:: Record extracts ::
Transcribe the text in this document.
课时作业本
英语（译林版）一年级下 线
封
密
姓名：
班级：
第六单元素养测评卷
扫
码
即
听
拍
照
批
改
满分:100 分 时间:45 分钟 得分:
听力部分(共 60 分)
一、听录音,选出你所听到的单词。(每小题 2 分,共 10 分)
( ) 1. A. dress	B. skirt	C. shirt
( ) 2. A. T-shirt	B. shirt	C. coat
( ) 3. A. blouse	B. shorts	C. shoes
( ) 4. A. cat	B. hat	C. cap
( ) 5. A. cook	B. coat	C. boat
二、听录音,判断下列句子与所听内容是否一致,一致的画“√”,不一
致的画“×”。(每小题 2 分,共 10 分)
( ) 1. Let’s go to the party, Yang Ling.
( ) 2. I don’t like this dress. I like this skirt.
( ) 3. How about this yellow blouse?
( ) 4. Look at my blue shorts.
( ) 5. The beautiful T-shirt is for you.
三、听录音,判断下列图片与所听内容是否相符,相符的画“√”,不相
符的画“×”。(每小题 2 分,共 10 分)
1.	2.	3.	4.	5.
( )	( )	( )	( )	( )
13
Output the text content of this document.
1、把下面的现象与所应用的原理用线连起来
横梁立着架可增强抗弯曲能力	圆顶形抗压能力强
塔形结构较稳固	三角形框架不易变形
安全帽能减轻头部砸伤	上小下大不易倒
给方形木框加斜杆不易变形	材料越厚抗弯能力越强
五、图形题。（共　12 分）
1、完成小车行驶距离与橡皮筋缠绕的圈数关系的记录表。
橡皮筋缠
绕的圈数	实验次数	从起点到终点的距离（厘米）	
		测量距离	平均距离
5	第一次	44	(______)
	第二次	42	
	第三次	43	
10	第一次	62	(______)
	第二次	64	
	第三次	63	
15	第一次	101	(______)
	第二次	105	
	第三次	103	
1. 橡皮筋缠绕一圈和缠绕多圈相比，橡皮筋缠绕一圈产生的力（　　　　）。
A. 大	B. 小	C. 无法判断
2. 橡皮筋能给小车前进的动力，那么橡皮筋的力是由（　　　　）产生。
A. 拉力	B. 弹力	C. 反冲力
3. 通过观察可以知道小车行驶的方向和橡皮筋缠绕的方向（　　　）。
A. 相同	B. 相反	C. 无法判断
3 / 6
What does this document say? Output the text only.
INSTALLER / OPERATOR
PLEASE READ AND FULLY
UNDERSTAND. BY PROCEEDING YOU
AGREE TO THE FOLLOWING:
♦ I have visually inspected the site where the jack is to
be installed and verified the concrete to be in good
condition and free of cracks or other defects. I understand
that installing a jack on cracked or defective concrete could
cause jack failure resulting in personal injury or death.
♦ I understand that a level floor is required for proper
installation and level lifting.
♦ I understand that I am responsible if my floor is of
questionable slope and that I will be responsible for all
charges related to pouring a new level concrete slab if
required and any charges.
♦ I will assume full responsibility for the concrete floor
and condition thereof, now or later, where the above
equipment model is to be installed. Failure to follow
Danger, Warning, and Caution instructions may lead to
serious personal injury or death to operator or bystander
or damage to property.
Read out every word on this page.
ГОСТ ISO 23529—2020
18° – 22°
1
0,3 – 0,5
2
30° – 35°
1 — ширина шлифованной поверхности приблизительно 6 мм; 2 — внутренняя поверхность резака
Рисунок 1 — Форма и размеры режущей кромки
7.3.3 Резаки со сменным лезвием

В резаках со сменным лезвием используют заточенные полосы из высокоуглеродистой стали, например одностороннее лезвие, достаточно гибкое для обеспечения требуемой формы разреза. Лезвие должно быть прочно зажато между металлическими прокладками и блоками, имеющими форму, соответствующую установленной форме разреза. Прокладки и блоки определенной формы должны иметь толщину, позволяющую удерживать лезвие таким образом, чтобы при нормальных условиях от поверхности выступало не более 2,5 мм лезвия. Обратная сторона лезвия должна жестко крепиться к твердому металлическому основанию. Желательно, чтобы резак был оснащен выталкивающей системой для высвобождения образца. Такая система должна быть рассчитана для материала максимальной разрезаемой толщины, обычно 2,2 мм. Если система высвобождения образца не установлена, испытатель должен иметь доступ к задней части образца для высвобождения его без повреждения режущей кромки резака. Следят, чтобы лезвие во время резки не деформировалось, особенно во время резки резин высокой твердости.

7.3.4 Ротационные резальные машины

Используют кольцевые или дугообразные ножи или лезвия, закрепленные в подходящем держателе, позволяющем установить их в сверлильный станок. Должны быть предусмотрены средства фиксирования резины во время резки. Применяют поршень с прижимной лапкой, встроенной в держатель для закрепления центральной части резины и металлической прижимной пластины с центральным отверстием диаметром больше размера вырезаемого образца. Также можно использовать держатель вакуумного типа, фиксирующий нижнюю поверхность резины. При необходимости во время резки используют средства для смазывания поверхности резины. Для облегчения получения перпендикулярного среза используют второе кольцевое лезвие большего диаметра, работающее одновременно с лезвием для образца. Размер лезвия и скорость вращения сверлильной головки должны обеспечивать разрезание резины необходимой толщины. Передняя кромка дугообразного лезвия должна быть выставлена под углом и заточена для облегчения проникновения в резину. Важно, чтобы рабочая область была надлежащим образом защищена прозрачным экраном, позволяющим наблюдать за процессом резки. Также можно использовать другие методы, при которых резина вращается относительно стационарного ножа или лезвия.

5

:: Problem description ::
Repeat the material in full, exactly as it stands.

:: Answer to the task ::
Transcribe the text in this document.
课时作业本
英语（译林版）一年级下 线
封
密
姓名：
班级：
第六单元素养测评卷
扫
码
即
听
拍
照
批
改
满分:100 分 时间:45 分钟 得分:
听力部分(共 60 分)
一、听录音,选出你所听到的单词。(每小题 2 分,共 10 分)
( ) 1. A. dress	B. skirt	C. shirt
( ) 2. A. T-shirt	B. shirt	C. coat
( ) 3. A. blouse	B. shorts	C. shoes
( ) 4. A. cat	B. hat	C. cap
( ) 5. A. cook	B. coat	C. boat
二、听录音,判断下列句子与所听内容是否一致,一致的画“√”,不一
致的画“×”。(每小题 2 分,共 10 分)
( ) 1. Let’s go to the party, Yang Ling.
( ) 2. I don’t like this dress. I like this skirt.
( ) 3. How about this yellow blouse?
( ) 4. Look at my blue shorts.
( ) 5. The beautiful T-shirt is for you.
三、听录音,判断下列图片与所听内容是否相符,相符的画“√”,不相
符的画“×”。(每小题 2 分,共 10 分)
1.	2.	3.	4.	5.
( )	( )	( )	( )	( )
13
Output the text content of this document.
1、把下面的现象与所应用的原理用线连起来
横梁立着架可增强抗弯曲能力	圆顶形抗压能力强
塔形结构较稳固	三角形框架不易变形
安全帽能减轻头部砸伤	上小下大不易倒
给方形木框加斜杆不易变形	材料越厚抗弯能力越强
五、图形题。（共　12 分）
1、完成小车行驶距离与橡皮筋缠绕的圈数关系的记录表。
橡皮筋缠
绕的圈数	实验次数	从起点到终点的距离（厘米）	
		测量距离	平均距离
5	第一次	44	(______)
	第二次	42	
	第三次	43	
10	第一次	62	(______)
	第二次	64	
	第三次	63	
15	第一次	101	(______)
	第二次	105	
	第三次	103	
1. 橡皮筋缠绕一圈和缠绕多圈相比，橡皮筋缠绕一圈产生的力（　　　　）。
A. 大	B. 小	C. 无法判断
2. 橡皮筋能给小车前进的动力，那么橡皮筋的力是由（　　　　）产生。
A. 拉力	B. 弹力	C. 反冲力
3. 通过观察可以知道小车行驶的方向和橡皮筋缠绕的方向（　　　）。
A. 相同	B. 相反	C. 无法判断
3 / 6
What does this document say? Output the text only.
INSTALLER / OPERATOR
PLEASE READ AND FULLY
UNDERSTAND. BY PROCEEDING YOU
AGREE TO THE FOLLOWING:
♦ I have visually inspected the site where the jack is to
be installed and verified the concrete to be in good
condition and free of cracks or other defects. I understand
that installing a jack on cracked or defective concrete could
cause jack failure resulting in personal injury or death.
♦ I understand that a level floor is required for proper
installation and level lifting.
♦ I understand that I am responsible if my floor is of
questionable slope and that I will be responsible for all
charges related to pouring a new level concrete slab if
required and any charges.
♦ I will assume full responsibility for the concrete floor
and condition thereof, now or later, where the above
equipment model is to be installed. Failure to follow
Danger, Warning, and Caution instructions may lead to
serious personal injury or death to operator or bystander
or damage to property.
Read out every word on this page.
ГОСТ ISO 23529—2020
18° – 22°
1
0,3 – 0,5
2
30° – 35°
1 — ширина шлифованной поверхности приблизительно 6 мм; 2 — внутренняя поверхность резака
Рисунок 1 — Форма и размеры режущей кромки
7.3.3 Резаки со сменным лезвием

В резаках со сменным лезвием используют заточенные полосы из высокоуглеродистой стали, например одностороннее лезвие, достаточно гибкое для обеспечения требуемой формы разреза. Лезвие должно быть прочно зажато между металлическими прокладками и блоками, имеющими форму, соответствующую установленной форме разреза. Прокладки и блоки определенной формы должны иметь толщину, позволяющую удерживать лезвие таким образом, чтобы при нормальных условиях от поверхности выступало не более 2,5 мм лезвия. Обратная сторона лезвия должна жестко крепиться к твердому металлическому основанию. Желательно, чтобы резак был оснащен выталкивающей системой для высвобождения образца. Такая система должна быть рассчитана для материала максимальной разрезаемой толщины, обычно 2,2 мм. Если система высвобождения образца не установлена, испытатель должен иметь доступ к задней части образца для высвобождения его без повреждения режущей кромки резака. Следят, чтобы лезвие во время резки не деформировалось, особенно во время резки резин высокой твердости.

7.3.4 Ротационные резальные машины

Используют кольцевые или дугообразные ножи или лезвия, закрепленные в подходящем держателе, позволяющем установить их в сверлильный станок. Должны быть предусмотрены средства фиксирования резины во время резки. Применяют поршень с прижимной лапкой, встроенной в держатель для закрепления центральной части резины и металлической прижимной пластины с центральным отверстием диаметром больше размера вырезаемого образца. Также можно использовать держатель вакуумного типа, фиксирующий нижнюю поверхность резины. При необходимости во время резки используют средства для смазывания поверхности резины. Для облегчения получения перпендикулярного среза используют второе кольцевое лезвие большего диаметра, работающее одновременно с лезвием для образца. Размер лезвия и скорость вращения сверлильной головки должны обеспечивать разрезание резины необходимой толщины. Передняя кромка дугообразного лезвия должна быть выставлена под углом и заточена для облегчения проникновения в резину. Важно, чтобы рабочая область была надлежащим образом защищена прозрачным экраном, позволяющим наблюдать за процессом резки. Также можно использовать другие методы, при которых резина вращается относительно стационарного ножа или лезвия.

5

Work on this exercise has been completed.